start Given information

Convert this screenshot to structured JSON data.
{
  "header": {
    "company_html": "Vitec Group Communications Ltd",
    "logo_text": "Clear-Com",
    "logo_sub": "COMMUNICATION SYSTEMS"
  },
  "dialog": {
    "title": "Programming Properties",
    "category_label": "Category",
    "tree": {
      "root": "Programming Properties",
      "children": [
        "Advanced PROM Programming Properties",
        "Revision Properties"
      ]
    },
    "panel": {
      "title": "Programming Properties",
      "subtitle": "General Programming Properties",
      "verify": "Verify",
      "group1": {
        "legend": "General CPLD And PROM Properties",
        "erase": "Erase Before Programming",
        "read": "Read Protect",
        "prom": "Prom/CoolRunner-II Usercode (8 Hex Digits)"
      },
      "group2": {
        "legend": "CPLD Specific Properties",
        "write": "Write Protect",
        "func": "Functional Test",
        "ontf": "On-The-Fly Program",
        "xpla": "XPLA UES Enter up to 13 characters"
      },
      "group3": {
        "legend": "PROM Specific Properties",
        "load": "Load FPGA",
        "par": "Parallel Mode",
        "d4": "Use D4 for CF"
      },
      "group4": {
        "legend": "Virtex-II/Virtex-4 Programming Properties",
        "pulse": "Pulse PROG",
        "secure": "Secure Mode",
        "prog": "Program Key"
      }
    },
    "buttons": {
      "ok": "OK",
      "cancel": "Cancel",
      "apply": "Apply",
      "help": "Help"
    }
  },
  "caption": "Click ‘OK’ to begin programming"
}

end Given information

# Written problem:
Which lines include the word "CPLD"? Copy every one of them.

# The solution:
        "legend": "General CPLD And PROM Properties",
        "legend": "CPLD Specific Properties",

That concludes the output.